Print all entries word for word.

DATA PROVIDED
[Start]

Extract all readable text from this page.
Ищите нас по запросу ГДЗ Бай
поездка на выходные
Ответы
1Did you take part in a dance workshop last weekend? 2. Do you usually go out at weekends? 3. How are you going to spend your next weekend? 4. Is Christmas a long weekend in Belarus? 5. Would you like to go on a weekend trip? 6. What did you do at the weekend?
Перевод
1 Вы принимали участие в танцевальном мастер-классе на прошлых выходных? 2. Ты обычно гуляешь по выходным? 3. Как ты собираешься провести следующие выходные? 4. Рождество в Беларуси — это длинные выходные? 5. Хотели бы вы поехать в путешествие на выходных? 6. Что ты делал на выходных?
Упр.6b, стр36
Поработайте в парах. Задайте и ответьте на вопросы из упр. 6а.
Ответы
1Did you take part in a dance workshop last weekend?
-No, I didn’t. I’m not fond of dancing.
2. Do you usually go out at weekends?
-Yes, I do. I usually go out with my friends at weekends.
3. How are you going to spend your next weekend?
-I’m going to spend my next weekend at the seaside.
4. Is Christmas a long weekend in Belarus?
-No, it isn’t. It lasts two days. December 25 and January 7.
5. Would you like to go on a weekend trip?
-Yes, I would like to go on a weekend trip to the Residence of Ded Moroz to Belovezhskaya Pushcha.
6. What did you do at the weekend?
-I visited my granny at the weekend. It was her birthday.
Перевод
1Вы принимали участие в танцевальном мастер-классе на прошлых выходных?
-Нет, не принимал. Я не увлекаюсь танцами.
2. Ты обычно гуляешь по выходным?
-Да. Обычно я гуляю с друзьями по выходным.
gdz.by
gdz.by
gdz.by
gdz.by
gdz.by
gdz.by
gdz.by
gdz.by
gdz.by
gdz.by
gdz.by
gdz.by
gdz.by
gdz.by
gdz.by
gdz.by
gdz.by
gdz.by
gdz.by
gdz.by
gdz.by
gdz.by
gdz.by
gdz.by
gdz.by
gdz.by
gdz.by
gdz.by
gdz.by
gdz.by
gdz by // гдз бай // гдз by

[End]

RESPONSE TO THIS EXERCISE
Extract all readable text from this page.
Ищите нас по запросу ГДЗ Бай
поездка на выходные
Ответы
1Did you take part in a dance workshop last weekend? 2. Do you usually go out at weekends? 3. How are you going to spend your next weekend? 4. Is Christmas a long weekend in Belarus? 5. Would you like to go on a weekend trip? 6. What did you do at the weekend?
Перевод
1 Вы принимали участие в танцевальном мастер-классе на прошлых выходных? 2. Ты обычно гуляешь по выходным? 3. Как ты собираешься провести следующие выходные? 4. Рождество в Беларуси — это длинные выходные? 5. Хотели бы вы поехать в путешествие на выходных? 6. Что ты делал на выходных?
Упр.6b, стр36
Поработайте в парах. Задайте и ответьте на вопросы из упр. 6а.
Ответы
1Did you take part in a dance workshop last weekend?
-No, I didn’t. I’m not fond of dancing.
2. Do you usually go out at weekends?
-Yes, I do. I usually go out with my friends at weekends.
3. How are you going to spend your next weekend?
-I’m going to spend my next weekend at the seaside.
4. Is Christmas a long weekend in Belarus?
-No, it isn’t. It lasts two days. December 25 and January 7.
5. Would you like to go on a weekend trip?
-Yes, I would like to go on a weekend trip to the Residence of Ded Moroz to Belovezhskaya Pushcha.
6. What did you do at the weekend?
-I visited my granny at the weekend. It was her birthday.
Перевод
1Вы принимали участие в танцевальном мастер-классе на прошлых выходных?
-Нет, не принимал. Я не увлекаюсь танцами.
2. Ты обычно гуляешь по выходным?
-Да. Обычно я гуляю с друзьями по выходным.
gdz.by
gdz.by
gdz.by
gdz.by
gdz.by
gdz.by
gdz.by
gdz.by
gdz.by
gdz.by
gdz.by
gdz.by
gdz.by
gdz.by
gdz.by
gdz.by
gdz.by
gdz.by
gdz.by
gdz.by
gdz.by
gdz.by
gdz.by
gdz.by
gdz.by
gdz.by
gdz.by
gdz.by
gdz.by
gdz.by
gdz by // гдз бай // гдз by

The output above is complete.